* [PASSAGE FOR REVIEW]:

/---

Having studied mutual exclusion protocols in the previous year's competition you are now facing a more challenging problem. You have a big enterprise system with a number concurrently running processes. The system has several resources - databases, message queues, etc. Each concurrent process works with two resources at a time. For example, one process might copy a job from a particular database into the message queue, the other process might take a job from the message queue, perform the job, and then put the result into some other message queue, etc.
All resources are protected from concurrent access by mutual exclusion protocols also known as locks. For example, to access a particular database process acquires the lock for this database, then performs its work, then releases the lock. No two processes can hold the same lock at the same time (that is the property of mutual exclusion). Thus, the process that tries to acquire a lock waits if that lock is taken by some other process.
The main loop of the process that works with resources P and Q looks like this:
loop forever
DoSomeNonCriticalWork()
P.lock()
Q.lock()
WorkWithResourcesPandQ()
Q.unlock()
P.unlock()
end loop
The order in which locks for resources P and Q are taken is important. Consider a case where process c had acquired lock P with P.lock() and is waiting for lock Q in Q.lock(). It means that lock Q is taken by some other process d. If the process d is working (not waiting), then we say that there is a wait chain of length 1. If d had acquired lock Q and is waiting for another lock R, which is acquired by a working process e, then we say that there is a wait chain of length 2, etc. If any process in this wait chain waits for lock P that is already taken by process c, then we say that the wait chain has infinite length and the system deadlocks.

\---

* [TO DO]:
a. Answer these questions using the problem statement:
(i) How many resources does each concurrent process work with at a time?
(ii) What does a process do when it tries to acquire a lock that another process has taken?
(iii) When is a wait chain said to have infinite length?
b. Reproduce the problem statement between "WorkWithResourcesPandQ()" and "the system deadlocks.", inclusive, with "wait chain" changed to "waiting chain".
c. Decide whether each statement agrees with the problem statement. Answer yes or no and quote the words that decide it.
(i) Each process works with three resources at a time.
(ii) Two processes may hold the same lock at the same time.
(iii) The system's resources include databases and message queues.

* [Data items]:

/---

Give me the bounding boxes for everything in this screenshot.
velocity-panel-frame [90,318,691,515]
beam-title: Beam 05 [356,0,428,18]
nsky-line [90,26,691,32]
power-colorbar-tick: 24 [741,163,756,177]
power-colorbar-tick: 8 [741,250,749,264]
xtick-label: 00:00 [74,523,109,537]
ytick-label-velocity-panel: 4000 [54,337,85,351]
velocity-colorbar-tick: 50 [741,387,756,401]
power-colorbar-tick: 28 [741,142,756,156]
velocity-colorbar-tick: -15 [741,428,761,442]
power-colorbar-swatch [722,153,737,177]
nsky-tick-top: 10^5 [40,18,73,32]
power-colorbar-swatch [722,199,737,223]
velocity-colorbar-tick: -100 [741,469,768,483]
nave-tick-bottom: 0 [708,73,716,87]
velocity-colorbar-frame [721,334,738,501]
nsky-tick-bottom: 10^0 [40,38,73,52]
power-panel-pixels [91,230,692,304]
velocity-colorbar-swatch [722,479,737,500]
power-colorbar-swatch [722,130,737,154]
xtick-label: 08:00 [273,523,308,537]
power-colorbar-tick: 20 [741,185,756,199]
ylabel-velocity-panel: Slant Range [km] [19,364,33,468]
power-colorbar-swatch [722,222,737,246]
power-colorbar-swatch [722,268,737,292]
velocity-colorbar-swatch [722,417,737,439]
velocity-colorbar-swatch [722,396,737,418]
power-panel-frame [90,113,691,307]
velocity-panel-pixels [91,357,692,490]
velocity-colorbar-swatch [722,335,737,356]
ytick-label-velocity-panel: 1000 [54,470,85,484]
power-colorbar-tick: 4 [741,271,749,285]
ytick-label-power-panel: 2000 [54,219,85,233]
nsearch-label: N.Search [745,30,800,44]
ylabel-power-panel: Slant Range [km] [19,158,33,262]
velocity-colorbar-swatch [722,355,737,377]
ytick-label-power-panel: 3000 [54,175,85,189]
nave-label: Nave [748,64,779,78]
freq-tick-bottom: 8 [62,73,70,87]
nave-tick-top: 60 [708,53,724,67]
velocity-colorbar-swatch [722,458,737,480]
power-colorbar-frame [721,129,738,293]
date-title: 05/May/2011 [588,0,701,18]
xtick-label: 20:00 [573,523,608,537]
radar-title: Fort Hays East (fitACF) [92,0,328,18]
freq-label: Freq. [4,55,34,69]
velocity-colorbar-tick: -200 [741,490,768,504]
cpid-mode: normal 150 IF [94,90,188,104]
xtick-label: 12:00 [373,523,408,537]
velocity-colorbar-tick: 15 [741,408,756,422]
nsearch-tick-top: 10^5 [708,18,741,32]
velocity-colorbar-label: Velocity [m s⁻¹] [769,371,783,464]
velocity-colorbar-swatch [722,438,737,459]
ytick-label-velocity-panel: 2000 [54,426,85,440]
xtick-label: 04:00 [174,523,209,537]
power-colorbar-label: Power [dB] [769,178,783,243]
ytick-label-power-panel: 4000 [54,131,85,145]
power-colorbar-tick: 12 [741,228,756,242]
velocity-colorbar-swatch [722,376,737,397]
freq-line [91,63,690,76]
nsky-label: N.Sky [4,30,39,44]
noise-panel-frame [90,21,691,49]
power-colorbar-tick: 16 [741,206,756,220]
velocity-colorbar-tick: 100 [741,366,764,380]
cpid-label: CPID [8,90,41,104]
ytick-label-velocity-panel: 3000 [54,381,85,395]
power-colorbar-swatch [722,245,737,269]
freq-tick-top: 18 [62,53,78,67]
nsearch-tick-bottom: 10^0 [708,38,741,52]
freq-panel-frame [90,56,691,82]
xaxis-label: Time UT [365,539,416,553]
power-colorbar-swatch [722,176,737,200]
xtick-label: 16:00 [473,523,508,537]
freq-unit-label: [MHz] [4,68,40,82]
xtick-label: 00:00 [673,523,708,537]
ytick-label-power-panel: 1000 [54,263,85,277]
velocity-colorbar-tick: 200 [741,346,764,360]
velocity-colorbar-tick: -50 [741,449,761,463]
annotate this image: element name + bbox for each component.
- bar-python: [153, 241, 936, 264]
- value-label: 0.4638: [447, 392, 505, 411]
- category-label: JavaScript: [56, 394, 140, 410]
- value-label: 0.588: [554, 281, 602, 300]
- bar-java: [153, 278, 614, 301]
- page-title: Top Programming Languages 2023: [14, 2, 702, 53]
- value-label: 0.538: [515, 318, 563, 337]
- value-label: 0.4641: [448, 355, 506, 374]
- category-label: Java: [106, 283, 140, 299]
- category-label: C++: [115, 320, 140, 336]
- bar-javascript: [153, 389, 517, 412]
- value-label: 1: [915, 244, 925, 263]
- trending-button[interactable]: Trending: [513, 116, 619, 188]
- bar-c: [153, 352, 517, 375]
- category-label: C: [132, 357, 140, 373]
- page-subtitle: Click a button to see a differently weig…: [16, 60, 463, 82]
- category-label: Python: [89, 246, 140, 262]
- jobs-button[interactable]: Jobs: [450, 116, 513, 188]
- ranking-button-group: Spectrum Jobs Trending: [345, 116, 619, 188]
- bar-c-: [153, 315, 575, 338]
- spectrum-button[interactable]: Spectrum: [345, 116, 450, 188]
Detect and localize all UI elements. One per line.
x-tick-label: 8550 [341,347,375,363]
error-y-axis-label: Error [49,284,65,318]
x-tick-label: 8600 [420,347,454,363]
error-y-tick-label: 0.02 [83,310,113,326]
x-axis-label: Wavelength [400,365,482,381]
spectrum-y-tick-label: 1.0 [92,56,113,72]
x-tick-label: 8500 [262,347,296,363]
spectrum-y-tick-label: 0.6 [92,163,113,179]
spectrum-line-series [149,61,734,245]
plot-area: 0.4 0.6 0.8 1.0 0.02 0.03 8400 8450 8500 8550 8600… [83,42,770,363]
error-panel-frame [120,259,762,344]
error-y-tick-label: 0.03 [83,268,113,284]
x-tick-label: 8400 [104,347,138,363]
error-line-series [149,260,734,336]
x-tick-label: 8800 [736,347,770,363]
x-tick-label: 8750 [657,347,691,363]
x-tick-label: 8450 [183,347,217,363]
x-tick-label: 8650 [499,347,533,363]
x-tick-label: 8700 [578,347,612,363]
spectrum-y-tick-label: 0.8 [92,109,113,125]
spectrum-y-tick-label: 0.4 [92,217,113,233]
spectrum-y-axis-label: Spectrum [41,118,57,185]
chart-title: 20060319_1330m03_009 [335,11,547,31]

\---

* [EXERCISE RESPONSES]:
a.
(i) Two resources.
(ii) It waits.
(iii) When any process in the wait chain waits for lock P, which process c has already taken.

b.
WorkWithResourcesPandQ()
Q.unlock()
P.unlock()
end loop
The order in which locks for resources P and Q are taken is important. Consider a case where process c had acquired lock P with P.lock() and is waiting for lock Q in Q.lock(). It means that lock Q is taken by some other process d. If the process d is working (not waiting), then we say that there is a waiting chain of length 1. If d had acquired lock Q and is waiting for another lock R, which is acquired by a working process e, then we say that there is a waiting chain of length 2, etc. If any process in this waiting chain waits for lock P that is already taken by process c, then we say that the waiting chain has infinite length and the system deadlocks.

c.
(i) No: "Each concurrent process works with two resources at a time."
(ii) No: "No two processes can hold the same lock at the same time"
(iii) Yes: "The system has several resources - databases, message queues, etc."